> [Brief] Lines holding the string "more" are the ones to copy; find them all in the data.

> [The data]
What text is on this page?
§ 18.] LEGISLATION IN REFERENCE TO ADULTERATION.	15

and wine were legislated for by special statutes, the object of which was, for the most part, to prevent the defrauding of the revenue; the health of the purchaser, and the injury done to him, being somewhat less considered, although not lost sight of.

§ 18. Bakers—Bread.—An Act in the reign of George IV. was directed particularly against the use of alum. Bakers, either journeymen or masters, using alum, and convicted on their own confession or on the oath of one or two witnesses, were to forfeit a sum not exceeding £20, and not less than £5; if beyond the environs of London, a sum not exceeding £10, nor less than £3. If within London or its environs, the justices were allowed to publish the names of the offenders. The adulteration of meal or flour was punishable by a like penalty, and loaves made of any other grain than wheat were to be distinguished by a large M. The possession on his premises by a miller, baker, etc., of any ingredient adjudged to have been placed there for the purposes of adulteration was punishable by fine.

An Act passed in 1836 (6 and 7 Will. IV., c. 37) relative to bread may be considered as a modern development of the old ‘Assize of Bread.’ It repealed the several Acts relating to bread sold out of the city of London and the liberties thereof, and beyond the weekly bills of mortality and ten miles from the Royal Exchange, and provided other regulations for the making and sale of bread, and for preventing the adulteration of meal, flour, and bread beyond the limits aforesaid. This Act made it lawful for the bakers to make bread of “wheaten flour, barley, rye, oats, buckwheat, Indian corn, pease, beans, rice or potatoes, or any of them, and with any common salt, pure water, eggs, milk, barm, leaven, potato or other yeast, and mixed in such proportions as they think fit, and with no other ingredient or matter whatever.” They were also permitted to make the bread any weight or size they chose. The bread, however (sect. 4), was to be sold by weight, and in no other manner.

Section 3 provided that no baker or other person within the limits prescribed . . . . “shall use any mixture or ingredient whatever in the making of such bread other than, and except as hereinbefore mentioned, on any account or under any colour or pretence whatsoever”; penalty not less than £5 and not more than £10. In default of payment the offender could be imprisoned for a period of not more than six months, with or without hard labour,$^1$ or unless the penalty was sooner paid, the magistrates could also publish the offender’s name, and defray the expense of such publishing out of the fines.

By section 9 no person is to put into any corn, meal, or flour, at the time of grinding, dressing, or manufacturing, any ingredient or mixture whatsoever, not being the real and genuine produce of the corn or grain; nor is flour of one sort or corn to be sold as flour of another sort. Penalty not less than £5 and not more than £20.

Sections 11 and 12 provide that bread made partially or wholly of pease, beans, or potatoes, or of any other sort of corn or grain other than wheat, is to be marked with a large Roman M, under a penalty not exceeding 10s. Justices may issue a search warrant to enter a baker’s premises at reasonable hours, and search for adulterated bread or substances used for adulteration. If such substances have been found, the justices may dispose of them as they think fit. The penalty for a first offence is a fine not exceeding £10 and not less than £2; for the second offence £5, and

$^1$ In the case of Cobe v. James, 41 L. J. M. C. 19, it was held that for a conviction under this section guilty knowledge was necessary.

> [Answer for this exercise]
Section 3 provided that no baker or other person within the limits prescribed . . . . “shall use any mixture or ingredient whatever in the making of such bread other than, and except as hereinbefore mentioned, on any account or under any colour or pretence whatsoever”; penalty not less than £5 and not more than £10. In default of payment the offender could be imprisoned for a period of not more than six months, with or without hard labour,$^1$ or unless the penalty was sooner paid, the magistrates could also publish the offender’s name, and defray the expense of such publishing out of the fines.
By section 9 no person is to put into any corn, meal, or flour, at the time of grinding, dressing, or manufacturing, any ingredient or mixture whatsoever, not being the real and genuine produce of the corn or grain; nor is flour of one sort or corn to be sold as flour of another sort. Penalty not less than £5 and not more than £20.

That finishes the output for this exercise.